→ **STATED EXERCISE**
Every line of the data that contains the string "name" must be copied.

→ **Rows from a figure dataset**
____
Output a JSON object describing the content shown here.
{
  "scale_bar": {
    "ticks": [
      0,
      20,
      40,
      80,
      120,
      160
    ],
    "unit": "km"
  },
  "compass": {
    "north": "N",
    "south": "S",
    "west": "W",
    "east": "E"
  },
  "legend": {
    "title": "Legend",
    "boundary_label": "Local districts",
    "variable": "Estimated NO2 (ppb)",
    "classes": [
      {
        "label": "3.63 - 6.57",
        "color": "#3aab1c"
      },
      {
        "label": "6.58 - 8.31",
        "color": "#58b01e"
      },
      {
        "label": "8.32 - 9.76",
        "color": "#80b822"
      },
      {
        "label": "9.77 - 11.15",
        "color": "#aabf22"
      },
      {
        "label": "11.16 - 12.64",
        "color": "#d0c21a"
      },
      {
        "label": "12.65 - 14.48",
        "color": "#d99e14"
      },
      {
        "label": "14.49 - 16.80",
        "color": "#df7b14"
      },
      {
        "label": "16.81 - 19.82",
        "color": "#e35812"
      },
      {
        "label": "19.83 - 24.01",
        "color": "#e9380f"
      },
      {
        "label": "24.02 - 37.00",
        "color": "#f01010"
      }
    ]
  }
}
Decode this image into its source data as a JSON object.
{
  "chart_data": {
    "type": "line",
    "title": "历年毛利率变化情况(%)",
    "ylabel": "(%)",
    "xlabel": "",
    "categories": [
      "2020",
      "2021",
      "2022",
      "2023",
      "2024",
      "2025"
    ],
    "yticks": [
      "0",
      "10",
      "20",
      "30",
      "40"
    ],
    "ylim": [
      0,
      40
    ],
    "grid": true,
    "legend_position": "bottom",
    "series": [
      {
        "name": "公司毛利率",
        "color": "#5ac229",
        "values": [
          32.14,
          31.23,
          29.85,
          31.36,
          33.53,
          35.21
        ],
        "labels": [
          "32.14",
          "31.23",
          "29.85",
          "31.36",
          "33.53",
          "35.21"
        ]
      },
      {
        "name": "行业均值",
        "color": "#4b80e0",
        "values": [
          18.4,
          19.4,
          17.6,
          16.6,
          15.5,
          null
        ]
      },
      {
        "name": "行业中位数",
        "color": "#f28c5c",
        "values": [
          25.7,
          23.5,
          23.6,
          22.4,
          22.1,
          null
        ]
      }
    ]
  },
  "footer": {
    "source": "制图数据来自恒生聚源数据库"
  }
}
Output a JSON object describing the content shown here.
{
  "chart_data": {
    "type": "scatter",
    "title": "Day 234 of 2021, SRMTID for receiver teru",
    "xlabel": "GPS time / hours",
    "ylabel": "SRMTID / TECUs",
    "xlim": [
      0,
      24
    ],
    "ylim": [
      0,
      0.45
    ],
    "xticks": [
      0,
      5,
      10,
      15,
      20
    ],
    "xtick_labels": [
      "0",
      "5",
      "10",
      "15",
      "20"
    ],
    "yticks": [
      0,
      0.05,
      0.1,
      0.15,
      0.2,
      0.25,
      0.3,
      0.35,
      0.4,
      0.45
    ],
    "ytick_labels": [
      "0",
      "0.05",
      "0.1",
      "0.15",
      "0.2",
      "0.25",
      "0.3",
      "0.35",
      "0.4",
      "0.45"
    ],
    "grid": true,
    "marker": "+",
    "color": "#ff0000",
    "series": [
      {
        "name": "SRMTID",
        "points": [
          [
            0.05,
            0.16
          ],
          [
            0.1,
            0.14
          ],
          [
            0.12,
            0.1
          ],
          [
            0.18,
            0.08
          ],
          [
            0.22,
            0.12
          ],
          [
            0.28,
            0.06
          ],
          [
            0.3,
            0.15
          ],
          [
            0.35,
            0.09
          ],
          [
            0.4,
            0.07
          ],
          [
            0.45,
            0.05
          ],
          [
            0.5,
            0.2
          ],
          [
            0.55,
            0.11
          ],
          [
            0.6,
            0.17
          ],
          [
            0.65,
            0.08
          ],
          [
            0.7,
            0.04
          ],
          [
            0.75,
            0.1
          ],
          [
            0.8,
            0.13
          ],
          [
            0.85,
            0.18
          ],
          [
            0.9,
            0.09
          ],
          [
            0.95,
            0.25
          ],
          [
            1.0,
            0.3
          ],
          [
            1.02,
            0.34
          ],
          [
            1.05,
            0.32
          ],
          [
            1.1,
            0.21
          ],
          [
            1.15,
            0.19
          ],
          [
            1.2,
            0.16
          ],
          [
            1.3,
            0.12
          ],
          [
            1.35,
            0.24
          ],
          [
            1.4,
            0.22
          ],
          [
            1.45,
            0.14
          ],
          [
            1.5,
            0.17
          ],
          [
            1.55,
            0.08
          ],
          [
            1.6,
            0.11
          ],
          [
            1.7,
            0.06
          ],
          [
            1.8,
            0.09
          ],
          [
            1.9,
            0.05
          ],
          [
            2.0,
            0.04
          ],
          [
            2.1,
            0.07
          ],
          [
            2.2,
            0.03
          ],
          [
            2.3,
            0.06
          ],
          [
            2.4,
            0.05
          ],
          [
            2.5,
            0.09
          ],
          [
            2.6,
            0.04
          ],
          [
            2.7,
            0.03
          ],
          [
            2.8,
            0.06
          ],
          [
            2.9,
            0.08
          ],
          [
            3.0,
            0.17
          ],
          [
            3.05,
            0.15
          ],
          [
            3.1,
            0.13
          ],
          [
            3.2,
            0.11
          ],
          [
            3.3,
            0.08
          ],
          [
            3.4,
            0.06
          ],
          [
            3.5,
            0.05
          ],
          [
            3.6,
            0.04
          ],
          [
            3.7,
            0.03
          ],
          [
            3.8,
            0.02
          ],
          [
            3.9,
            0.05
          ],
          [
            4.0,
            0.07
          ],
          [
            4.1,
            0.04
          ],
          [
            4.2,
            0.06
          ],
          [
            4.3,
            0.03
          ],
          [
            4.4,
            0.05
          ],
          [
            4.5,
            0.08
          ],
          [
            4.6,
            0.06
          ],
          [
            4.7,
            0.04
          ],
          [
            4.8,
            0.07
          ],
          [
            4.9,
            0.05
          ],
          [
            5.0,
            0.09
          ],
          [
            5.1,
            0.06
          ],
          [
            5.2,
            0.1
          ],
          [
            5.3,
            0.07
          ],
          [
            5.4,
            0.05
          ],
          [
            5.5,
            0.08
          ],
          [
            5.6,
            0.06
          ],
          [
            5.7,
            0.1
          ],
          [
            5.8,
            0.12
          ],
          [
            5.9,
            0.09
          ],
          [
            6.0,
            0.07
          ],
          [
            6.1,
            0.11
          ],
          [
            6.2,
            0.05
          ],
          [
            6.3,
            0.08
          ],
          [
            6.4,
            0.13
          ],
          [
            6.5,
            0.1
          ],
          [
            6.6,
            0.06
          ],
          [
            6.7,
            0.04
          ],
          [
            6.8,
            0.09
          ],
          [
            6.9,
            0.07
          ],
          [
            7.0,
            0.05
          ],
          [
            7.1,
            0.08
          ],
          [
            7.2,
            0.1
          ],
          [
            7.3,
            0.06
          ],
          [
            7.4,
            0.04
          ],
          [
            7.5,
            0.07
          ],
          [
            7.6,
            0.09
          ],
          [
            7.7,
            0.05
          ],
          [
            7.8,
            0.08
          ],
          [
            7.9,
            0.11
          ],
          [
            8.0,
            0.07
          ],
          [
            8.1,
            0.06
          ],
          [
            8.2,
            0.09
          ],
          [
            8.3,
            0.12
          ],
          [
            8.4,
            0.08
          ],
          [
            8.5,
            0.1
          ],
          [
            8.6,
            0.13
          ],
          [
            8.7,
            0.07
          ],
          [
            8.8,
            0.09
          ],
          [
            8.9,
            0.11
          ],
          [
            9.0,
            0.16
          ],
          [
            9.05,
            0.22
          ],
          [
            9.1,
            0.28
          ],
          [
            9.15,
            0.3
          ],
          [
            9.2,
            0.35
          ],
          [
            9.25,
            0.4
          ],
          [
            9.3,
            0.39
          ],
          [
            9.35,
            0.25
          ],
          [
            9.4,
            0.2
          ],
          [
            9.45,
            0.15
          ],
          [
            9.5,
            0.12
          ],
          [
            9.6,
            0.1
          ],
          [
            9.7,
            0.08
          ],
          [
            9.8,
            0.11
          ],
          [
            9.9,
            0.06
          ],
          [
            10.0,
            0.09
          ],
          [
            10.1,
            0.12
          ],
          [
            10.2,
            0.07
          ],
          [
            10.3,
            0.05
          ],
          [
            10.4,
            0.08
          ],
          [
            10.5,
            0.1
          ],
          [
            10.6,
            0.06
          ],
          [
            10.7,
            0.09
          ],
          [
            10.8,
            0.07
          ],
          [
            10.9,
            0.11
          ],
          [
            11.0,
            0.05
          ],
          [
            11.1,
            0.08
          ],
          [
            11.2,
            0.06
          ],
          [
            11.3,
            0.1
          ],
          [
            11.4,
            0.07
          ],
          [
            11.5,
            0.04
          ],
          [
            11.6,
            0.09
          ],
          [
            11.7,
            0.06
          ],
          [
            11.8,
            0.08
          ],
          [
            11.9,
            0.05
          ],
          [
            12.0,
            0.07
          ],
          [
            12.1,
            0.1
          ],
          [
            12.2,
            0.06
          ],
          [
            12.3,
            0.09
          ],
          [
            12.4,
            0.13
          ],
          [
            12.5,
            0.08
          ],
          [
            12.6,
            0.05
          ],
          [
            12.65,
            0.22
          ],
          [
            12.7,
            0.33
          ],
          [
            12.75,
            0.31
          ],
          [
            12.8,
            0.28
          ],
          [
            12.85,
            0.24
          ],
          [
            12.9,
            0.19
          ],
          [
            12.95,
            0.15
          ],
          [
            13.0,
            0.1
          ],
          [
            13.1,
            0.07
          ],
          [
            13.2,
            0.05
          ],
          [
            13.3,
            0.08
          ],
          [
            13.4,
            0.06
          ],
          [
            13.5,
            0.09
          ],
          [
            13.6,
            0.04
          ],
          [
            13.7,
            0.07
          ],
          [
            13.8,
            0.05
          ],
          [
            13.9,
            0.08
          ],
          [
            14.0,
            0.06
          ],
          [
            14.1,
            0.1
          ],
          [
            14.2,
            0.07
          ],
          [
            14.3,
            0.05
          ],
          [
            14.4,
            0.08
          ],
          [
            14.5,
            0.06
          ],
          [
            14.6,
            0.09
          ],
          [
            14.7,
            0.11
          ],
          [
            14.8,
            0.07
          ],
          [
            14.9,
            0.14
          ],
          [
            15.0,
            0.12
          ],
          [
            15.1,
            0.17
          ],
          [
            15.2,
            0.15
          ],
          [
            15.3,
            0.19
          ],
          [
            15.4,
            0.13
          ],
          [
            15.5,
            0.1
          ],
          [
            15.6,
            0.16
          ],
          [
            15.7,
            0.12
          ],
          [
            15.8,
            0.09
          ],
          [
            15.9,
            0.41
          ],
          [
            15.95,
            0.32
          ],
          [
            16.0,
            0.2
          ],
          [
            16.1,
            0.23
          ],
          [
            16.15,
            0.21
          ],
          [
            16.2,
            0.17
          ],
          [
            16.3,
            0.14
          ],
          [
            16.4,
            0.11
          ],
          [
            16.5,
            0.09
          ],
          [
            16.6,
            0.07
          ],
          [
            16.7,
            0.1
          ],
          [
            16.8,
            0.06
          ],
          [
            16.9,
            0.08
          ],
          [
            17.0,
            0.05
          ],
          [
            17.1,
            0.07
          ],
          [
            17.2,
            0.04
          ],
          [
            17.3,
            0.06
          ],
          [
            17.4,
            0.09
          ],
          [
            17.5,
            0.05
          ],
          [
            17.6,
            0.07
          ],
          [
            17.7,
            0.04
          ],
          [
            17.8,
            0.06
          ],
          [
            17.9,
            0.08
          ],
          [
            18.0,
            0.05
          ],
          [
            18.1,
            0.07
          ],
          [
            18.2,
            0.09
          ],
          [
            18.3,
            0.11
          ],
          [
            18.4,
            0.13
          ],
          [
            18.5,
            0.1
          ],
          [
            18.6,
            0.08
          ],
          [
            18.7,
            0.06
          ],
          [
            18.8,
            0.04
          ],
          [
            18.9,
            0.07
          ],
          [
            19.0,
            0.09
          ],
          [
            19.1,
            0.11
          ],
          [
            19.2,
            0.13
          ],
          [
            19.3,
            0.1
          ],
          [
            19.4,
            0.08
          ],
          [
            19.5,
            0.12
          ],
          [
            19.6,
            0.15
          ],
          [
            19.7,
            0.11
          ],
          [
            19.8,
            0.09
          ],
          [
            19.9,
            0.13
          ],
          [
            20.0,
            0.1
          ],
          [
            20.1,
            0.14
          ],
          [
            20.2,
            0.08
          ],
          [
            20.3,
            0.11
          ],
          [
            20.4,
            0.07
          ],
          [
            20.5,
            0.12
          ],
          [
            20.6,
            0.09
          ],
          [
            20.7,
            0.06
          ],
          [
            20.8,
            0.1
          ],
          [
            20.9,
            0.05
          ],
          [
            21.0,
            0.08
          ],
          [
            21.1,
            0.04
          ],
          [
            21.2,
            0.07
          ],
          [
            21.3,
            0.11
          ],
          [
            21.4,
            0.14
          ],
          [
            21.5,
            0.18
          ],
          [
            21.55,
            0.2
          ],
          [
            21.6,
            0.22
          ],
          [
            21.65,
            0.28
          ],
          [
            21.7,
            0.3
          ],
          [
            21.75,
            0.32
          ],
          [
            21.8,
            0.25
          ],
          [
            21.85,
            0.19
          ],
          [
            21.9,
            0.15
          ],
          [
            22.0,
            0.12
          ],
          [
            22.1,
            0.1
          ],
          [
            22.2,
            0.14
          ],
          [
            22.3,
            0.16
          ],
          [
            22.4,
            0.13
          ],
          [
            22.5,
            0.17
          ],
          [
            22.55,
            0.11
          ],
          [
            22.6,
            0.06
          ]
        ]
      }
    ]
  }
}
____
→ **RESULT FOR THIS TASK**
        "name": "公司毛利率",
        "name": "行业均值",
        "name": "行业中位数",
        "name": "SRMTID",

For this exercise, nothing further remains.